[Stored records]
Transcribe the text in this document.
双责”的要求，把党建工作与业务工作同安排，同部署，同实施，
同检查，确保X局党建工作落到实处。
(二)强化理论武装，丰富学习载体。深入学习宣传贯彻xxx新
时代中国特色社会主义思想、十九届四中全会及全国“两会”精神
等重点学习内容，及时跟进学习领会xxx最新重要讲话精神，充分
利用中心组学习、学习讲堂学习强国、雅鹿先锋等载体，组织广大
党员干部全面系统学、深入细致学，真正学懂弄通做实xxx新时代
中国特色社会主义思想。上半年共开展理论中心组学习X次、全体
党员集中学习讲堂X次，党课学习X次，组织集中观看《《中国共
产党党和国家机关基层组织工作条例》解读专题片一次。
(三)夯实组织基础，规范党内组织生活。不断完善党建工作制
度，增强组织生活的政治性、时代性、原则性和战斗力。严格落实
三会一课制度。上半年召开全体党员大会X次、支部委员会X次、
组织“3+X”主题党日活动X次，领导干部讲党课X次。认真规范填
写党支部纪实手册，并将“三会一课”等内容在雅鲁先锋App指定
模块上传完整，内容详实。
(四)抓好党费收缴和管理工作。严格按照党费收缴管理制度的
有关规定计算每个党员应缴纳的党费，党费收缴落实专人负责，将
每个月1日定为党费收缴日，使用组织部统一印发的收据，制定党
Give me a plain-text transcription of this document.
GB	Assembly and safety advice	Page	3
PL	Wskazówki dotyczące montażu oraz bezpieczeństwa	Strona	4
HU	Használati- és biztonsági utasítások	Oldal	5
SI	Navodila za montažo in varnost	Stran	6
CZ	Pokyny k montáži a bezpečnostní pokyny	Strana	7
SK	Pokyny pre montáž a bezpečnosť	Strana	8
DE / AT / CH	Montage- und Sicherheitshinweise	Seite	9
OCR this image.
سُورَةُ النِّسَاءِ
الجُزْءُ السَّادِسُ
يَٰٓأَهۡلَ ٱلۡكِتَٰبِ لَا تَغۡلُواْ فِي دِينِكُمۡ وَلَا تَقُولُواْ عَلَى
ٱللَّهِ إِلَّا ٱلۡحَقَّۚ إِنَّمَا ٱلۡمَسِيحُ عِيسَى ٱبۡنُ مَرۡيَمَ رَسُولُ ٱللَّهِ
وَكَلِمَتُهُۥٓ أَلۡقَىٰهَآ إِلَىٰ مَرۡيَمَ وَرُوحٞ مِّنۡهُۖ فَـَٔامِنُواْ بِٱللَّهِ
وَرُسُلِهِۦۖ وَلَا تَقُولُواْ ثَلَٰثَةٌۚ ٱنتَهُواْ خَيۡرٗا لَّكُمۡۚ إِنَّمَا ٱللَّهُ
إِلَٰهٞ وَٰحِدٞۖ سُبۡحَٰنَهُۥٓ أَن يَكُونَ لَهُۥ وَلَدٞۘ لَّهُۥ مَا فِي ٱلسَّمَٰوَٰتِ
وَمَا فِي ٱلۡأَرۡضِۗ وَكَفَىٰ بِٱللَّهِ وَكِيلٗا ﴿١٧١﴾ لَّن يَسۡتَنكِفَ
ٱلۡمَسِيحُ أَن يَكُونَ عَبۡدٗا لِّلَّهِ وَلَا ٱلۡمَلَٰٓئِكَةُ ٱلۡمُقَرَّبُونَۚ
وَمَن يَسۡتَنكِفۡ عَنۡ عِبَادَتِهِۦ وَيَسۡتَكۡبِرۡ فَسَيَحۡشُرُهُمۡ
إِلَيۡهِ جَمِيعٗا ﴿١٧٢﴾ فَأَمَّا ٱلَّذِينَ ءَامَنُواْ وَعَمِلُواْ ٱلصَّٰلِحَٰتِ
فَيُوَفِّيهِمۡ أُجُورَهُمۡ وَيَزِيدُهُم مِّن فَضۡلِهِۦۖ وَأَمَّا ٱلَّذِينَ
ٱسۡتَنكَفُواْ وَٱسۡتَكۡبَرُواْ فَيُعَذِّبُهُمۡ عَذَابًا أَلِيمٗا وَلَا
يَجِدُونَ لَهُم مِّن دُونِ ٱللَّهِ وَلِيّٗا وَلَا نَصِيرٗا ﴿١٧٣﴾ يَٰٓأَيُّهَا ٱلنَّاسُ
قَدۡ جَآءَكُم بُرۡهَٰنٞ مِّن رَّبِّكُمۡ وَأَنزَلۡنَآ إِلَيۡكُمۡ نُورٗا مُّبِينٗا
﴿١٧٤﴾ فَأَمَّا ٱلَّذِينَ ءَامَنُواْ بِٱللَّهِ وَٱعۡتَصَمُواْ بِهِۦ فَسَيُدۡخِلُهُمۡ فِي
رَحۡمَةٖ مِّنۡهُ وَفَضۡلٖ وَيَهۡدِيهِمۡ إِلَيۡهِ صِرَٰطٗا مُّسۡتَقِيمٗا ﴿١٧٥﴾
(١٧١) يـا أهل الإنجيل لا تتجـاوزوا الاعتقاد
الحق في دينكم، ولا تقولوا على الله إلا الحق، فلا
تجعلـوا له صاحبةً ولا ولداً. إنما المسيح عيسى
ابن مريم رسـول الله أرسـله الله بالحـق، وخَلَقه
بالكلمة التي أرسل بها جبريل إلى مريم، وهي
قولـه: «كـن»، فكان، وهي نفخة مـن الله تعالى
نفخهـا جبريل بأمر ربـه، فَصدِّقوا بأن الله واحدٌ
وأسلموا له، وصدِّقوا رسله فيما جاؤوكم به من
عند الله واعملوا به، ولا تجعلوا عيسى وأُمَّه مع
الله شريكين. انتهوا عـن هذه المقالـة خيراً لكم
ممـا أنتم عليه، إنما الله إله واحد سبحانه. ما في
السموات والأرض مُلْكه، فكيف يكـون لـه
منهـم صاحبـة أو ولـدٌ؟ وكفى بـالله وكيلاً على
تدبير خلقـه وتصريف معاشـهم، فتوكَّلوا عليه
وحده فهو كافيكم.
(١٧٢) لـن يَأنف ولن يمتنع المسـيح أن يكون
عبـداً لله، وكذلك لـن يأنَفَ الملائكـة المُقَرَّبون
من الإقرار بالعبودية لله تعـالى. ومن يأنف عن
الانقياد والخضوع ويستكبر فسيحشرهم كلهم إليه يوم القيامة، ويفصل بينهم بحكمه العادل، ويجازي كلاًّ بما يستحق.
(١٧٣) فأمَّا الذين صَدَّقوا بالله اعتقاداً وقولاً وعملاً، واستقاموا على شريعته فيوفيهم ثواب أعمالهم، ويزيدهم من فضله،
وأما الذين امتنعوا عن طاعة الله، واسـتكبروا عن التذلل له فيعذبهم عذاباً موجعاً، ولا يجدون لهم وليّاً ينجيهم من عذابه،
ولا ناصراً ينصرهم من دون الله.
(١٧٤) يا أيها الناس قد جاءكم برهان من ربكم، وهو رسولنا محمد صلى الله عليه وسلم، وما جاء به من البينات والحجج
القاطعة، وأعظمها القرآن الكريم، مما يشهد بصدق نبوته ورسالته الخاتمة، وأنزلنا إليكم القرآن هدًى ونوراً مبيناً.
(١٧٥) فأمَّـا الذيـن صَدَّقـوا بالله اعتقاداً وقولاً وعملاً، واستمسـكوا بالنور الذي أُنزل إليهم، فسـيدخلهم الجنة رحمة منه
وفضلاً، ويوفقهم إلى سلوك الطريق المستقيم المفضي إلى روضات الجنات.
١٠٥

• _SHORT EXERCISE_
Copy all lines from the data that hold the word "this".

• _FULL OUTPUT_
Transcribe the text in this document.
Give me a plain-text transcription of this document.
OCR this image.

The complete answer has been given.